── Dataset ──

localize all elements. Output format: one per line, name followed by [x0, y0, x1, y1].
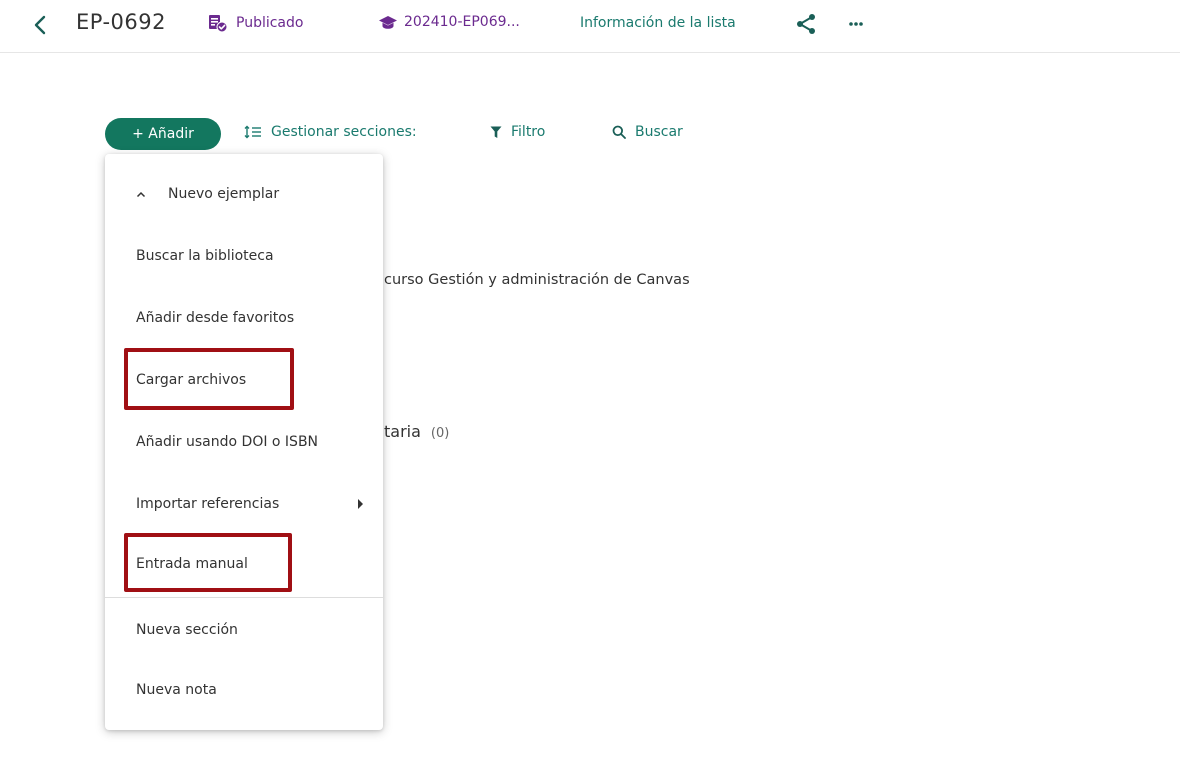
- section-count: (0): [430, 426, 450, 441]
- filter-label: Filtro: [511, 124, 546, 140]
- filter-button[interactable]: Filtro: [490, 124, 545, 140]
- graduation-cap-icon: [379, 16, 397, 29]
- list-info-link[interactable]: Información de la lista: [580, 15, 736, 31]
- menu-divider: [105, 597, 383, 598]
- chevron-left-icon: [34, 15, 46, 35]
- published-list-icon: [209, 15, 228, 33]
- status-badge[interactable]: Publicado: [208, 13, 303, 33]
- section-title[interactable]: taria (0): [384, 422, 449, 441]
- status-label: Publicado: [236, 15, 304, 31]
- share-button[interactable]: [794, 12, 818, 36]
- menu-item-import-references[interactable]: Importar referencias: [105, 484, 383, 524]
- search-label: Buscar: [635, 124, 683, 140]
- add-dropdown-menu: Nuevo ejemplar Buscar la biblioteca Añad…: [105, 154, 383, 730]
- more-horizontal-icon: [849, 22, 863, 26]
- more-options-button[interactable]: [846, 14, 870, 34]
- menu-item-new-item[interactable]: Nuevo ejemplar: [105, 174, 383, 214]
- page-title: EP-0692: [76, 10, 166, 34]
- page-header: EP-0692 Publicado 202410-EP069... Inform…: [0, 0, 1180, 53]
- section-title-text: taria: [384, 422, 421, 441]
- menu-item-search-library[interactable]: Buscar la biblioteca: [105, 236, 383, 276]
- menu-item-label: Nuevo ejemplar: [168, 186, 280, 202]
- search-button[interactable]: Buscar: [612, 124, 683, 140]
- caret-right-icon: [358, 499, 363, 509]
- menu-item-new-note[interactable]: Nueva nota: [105, 670, 383, 710]
- filter-icon: [490, 126, 502, 138]
- menu-item-add-from-favorites[interactable]: Añadir desde favoritos: [105, 298, 383, 338]
- highlight-upload-files: [124, 348, 294, 410]
- sort-sections-icon: [244, 125, 261, 139]
- add-button[interactable]: + Añadir: [105, 118, 221, 150]
- share-icon: [797, 14, 815, 34]
- course-label: 202410-EP069...: [404, 14, 520, 30]
- course-link[interactable]: 202410-EP069...: [378, 13, 520, 31]
- menu-item-new-section[interactable]: Nueva sección: [105, 610, 383, 650]
- menu-item-add-doi-isbn[interactable]: Añadir usando DOI o ISBN: [105, 422, 383, 462]
- course-description: curso Gestión y administración de Canvas: [384, 272, 690, 288]
- highlight-manual-entry: [124, 533, 292, 592]
- search-icon: [612, 125, 626, 139]
- chevron-up-icon: [136, 191, 146, 198]
- manage-sections-button[interactable]: Gestionar secciones:: [244, 124, 417, 140]
- back-button[interactable]: [30, 12, 50, 38]
- manage-sections-label: Gestionar secciones:: [271, 124, 417, 140]
- menu-item-label: Importar referencias: [136, 496, 280, 512]
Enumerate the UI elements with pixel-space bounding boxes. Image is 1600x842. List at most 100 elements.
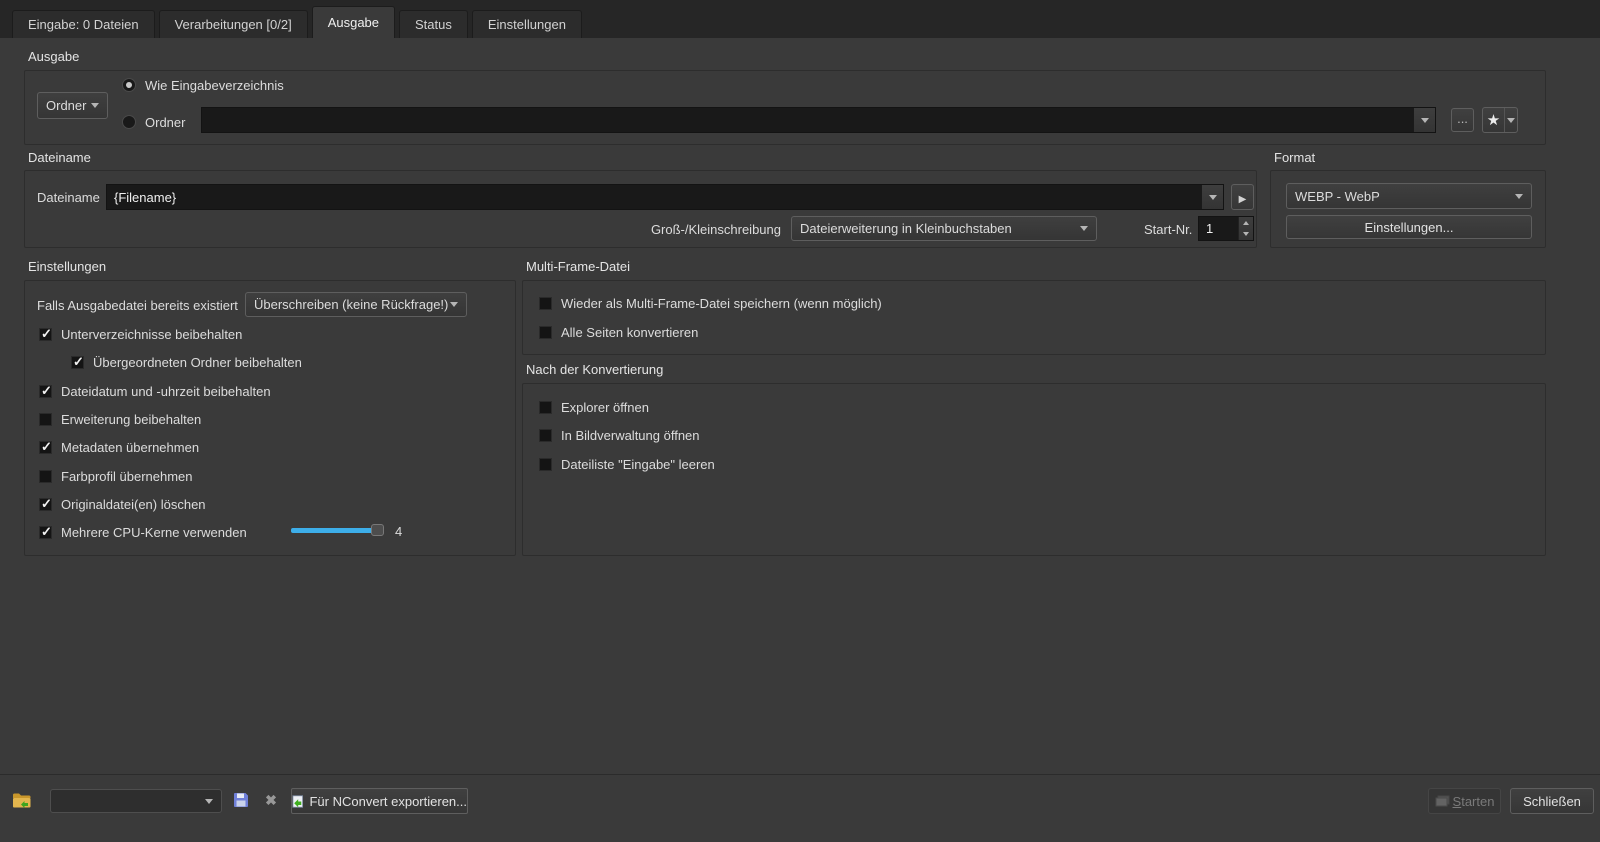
checkbox-label: Farbprofil übernehmen — [61, 468, 193, 484]
checkbox-row[interactable]: Originaldatei(en) löschen — [39, 495, 206, 513]
checkbox-label: Erweiterung beibehalten — [61, 411, 202, 427]
output-folder-field[interactable] — [201, 107, 1436, 133]
ausgabe-group-title: Ausgabe — [28, 49, 80, 64]
case-combobox[interactable]: Dateierweiterung in Kleinbuchstaben — [791, 216, 1097, 241]
startnr-label: Start-Nr. — [1144, 222, 1193, 237]
checkbox-label: Unterverzeichnisse beibehalten — [61, 326, 243, 342]
ausgabe-group: Ordner Wie Eingabeverzeichnis Ordner ... — [24, 70, 1546, 145]
format-value: WEBP - WebP — [1295, 188, 1380, 204]
open-folder-icon — [13, 793, 31, 808]
folder-history-dropdown-button[interactable] — [1413, 108, 1435, 132]
checkbox-row[interactable]: Dateidatum und -uhrzeit beibehalten — [39, 382, 271, 400]
after-conversion-group: Explorer öffnen In Bildverwaltung öffnen… — [522, 383, 1546, 556]
filename-variables-button[interactable] — [1231, 184, 1254, 210]
cpu-cores-slider-handle[interactable] — [371, 524, 384, 536]
bottom-bar: Für NConvert exportieren... Starten Schl… — [0, 774, 1600, 842]
chevron-down-icon — [1080, 226, 1088, 231]
checkbox-row[interactable]: Wieder als Multi-Frame-Datei speichern (… — [539, 294, 882, 312]
case-label: Groß-/Kleinschreibung — [650, 222, 781, 237]
tab-verarbeitungen[interactable]: Verarbeitungen [0/2] — [158, 10, 308, 38]
checkbox-label: Alle Seiten konvertieren — [561, 324, 699, 340]
checkbox-row[interactable]: Metadaten übernehmen — [39, 438, 199, 456]
browse-folder-button[interactable]: ... — [1451, 108, 1474, 132]
load-preset-button[interactable] — [10, 788, 34, 812]
checkbox-row[interactable]: Übergeordneten Ordner beibehalten — [71, 353, 302, 371]
checkbox-row[interactable]: Explorer öffnen — [539, 398, 649, 416]
open-in-image-manager-checkbox[interactable] — [539, 428, 552, 442]
close-button[interactable]: Schließen — [1510, 788, 1594, 814]
checkbox-label: Wieder als Multi-Frame-Datei speichern (… — [561, 295, 882, 311]
star-icon — [1487, 113, 1500, 128]
folder-radio-label: Ordner — [145, 114, 186, 130]
keep-file-date-checkbox[interactable] — [39, 383, 52, 399]
checkbox-row[interactable]: Farbprofil übernehmen — [39, 467, 193, 485]
start-button[interactable]: Starten — [1428, 788, 1501, 814]
checkbox-row[interactable]: Dateiliste "Eingabe" leeren — [539, 455, 715, 473]
cpu-cores-slider[interactable] — [291, 528, 379, 533]
folder-radio[interactable] — [122, 115, 136, 129]
filename-value: {Filename} — [114, 189, 177, 205]
tab-eingabe[interactable]: Eingabe: 0 Dateien — [12, 10, 155, 38]
checkbox-label: Dateidatum und -uhrzeit beibehalten — [61, 383, 271, 399]
chevron-down-icon — [205, 798, 213, 804]
einstellungen-group-title: Einstellungen — [28, 259, 107, 274]
favorites-dropdown-button[interactable] — [1504, 108, 1517, 132]
dateiname-group-title: Dateiname — [28, 150, 91, 165]
einstellungen-group: Falls Ausgabedatei bereits existiert Übe… — [24, 280, 516, 556]
checkbox-row[interactable]: In Bildverwaltung öffnen — [539, 426, 700, 444]
multiframe-group: Wieder als Multi-Frame-Datei speichern (… — [522, 280, 1546, 355]
ellipsis-label: ... — [1457, 110, 1468, 126]
keep-color-profile-checkbox[interactable] — [39, 469, 52, 483]
tab-status[interactable]: Status — [399, 10, 468, 38]
save-preset-button[interactable] — [231, 790, 251, 810]
keep-metadata-checkbox[interactable] — [39, 439, 52, 455]
delete-original-checkbox[interactable] — [39, 496, 52, 512]
keep-parent-folder-checkbox[interactable] — [71, 354, 84, 370]
checkbox-row[interactable]: Erweiterung beibehalten — [39, 410, 201, 428]
keep-extension-checkbox[interactable] — [39, 412, 52, 426]
keep-subfolders-checkbox[interactable] — [39, 326, 52, 342]
same-as-input-radio[interactable] — [122, 78, 136, 92]
filename-field[interactable]: {Filename} — [106, 184, 1224, 210]
after-conversion-group-title: Nach der Konvertierung — [526, 362, 664, 377]
spin-down-button[interactable] — [1239, 229, 1253, 241]
open-explorer-checkbox[interactable] — [539, 400, 552, 414]
clear-input-list-checkbox[interactable] — [539, 457, 552, 471]
checkbox-row[interactable]: Unterverzeichnisse beibehalten — [39, 325, 242, 343]
radio-row-folder[interactable]: Ordner — [122, 113, 185, 131]
multiframe-group-title: Multi-Frame-Datei — [526, 259, 631, 274]
convert-all-pages-checkbox[interactable] — [539, 325, 552, 339]
tab-einstellungen[interactable]: Einstellungen — [471, 10, 582, 38]
filename-label: Dateiname — [37, 190, 100, 205]
tab-ausgabe[interactable]: Ausgabe — [311, 6, 396, 38]
radio-row-same-as-input[interactable]: Wie Eingabeverzeichnis — [122, 76, 284, 94]
checkbox-row[interactable]: Alle Seiten konvertieren — [539, 323, 698, 341]
chevron-down-icon — [1515, 193, 1523, 199]
exists-combobox[interactable]: Überschreiben (keine Rückfrage!) — [245, 292, 467, 317]
save-as-multiframe-checkbox[interactable] — [539, 296, 552, 310]
filename-history-dropdown-button[interactable] — [1201, 185, 1223, 209]
format-settings-button[interactable]: Einstellungen... — [1286, 215, 1532, 239]
output-target-combobox[interactable]: Ordner — [37, 92, 108, 119]
checkbox-label: Mehrere CPU-Kerne verwenden — [61, 524, 247, 540]
xnconvert-window: { "tabs": [ { "label": "Eingabe: 0 Datei… — [0, 0, 1600, 842]
start-images-icon — [1435, 795, 1450, 807]
export-script-icon — [292, 794, 304, 808]
same-as-input-label: Wie Eingabeverzeichnis — [145, 77, 284, 93]
use-multiple-cpu-checkbox[interactable] — [39, 524, 52, 540]
cpu-cores-value: 4 — [395, 524, 403, 539]
close-icon — [265, 792, 277, 809]
dateiname-group: Dateiname {Filename} Groß-/Kleinschreibu… — [24, 170, 1257, 248]
favorites-split-button[interactable] — [1482, 107, 1518, 133]
checkbox-row[interactable]: Mehrere CPU-Kerne verwenden — [39, 523, 247, 541]
chevron-down-icon — [91, 103, 99, 108]
format-combobox[interactable]: WEBP - WebP — [1286, 183, 1532, 209]
spin-up-button[interactable] — [1239, 217, 1253, 229]
startnr-value[interactable]: 1 — [1199, 217, 1238, 240]
export-nconvert-button[interactable]: Für NConvert exportieren... — [291, 788, 468, 814]
checkbox-label: Metadaten übernehmen — [61, 439, 200, 455]
startnr-spinbox[interactable]: 1 — [1198, 216, 1254, 241]
preset-combobox[interactable] — [50, 789, 222, 813]
exists-value: Überschreiben (keine Rückfrage!) — [254, 297, 449, 312]
delete-preset-button[interactable] — [261, 789, 281, 811]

───

» What to produce
In the entries above, convert the stretch that opens with the line containing "- section-count: (0): [430, 426, 450, 441]" and closes with the line containing "- sort-sections-icon: [244, 125, 261, 139]", both ends included, into a JSON list of strings. Give one string per line, leave out blank lines, and include no other lines.

» Result of the exercise
[
  "- section-count: (0): [430, 426, 450, 441]",
  "- filter-label: Filtro: [511, 124, 546, 140]",
  "- filter-button[interactable]: Filtro: [490, 124, 545, 140]",
  "- graduation-cap-icon: [379, 16, 397, 29]",
  "- list-info-link[interactable]: Información de la lista: [580, 15, 736, 31]",
  "- menu-divider: [105, 597, 383, 598]",
  "- chevron-left-icon: [34, 15, 46, 35]",
  "- published-list-icon: [209, 15, 228, 33]",
  "- status-badge[interactable]: Publicado: [208, 13, 303, 33]",
  "- section-title[interactable]: taria (0): [384, 422, 449, 441]",
  "- status-label: Publicado: [236, 15, 304, 31]",
  "- share-button[interactable]: [794, 12, 818, 36]",
  "- menu-item-import-references[interactable]: Importar referencias: [105, 484, 383, 524]",
  "- search-label: Buscar: [635, 124, 683, 140]",
  "- add-dropdown-menu: Nuevo ejemplar Buscar la biblioteca Añad…: [105, 154, 383, 730]",
  "- more-horizontal-icon: [849, 22, 863, 26]",
  "- more-options-button[interactable]: [846, 14, 870, 34]",
  "- menu-item-new-item[interactable]: Nuevo ejemplar: [105, 174, 383, 214]",
  "- page-title: EP-0692: [76, 10, 166, 34]",
  "- page-header: EP-0692 Publicado 202410-EP069... Inform…: [0, 0, 1180, 53]",
  "- section-title-text: taria: [384, 422, 421, 441]",
  "- menu-item-search-library[interactable]: Buscar la biblioteca: [105, 236, 383, 276]",
  "- menu-item-label: Nuevo ejemplar: [168, 186, 280, 202]",
  "- search-button[interactable]: Buscar: [612, 124, 683, 140]",
  "- caret-right-icon: [358, 499, 363, 509]",
  "- menu-item-new-note[interactable]: Nueva nota: [105, 670, 383, 710]",
  "- filter-icon: [490, 126, 502, 138]",
  "- menu-item-add-from-favorites[interactable]: Añadir desde favoritos: [105, 298, 383, 338]",
  "- highlight-upload-files: [124, 348, 294, 410]",
  "- sort-sections-icon: [244, 125, 261, 139]"
]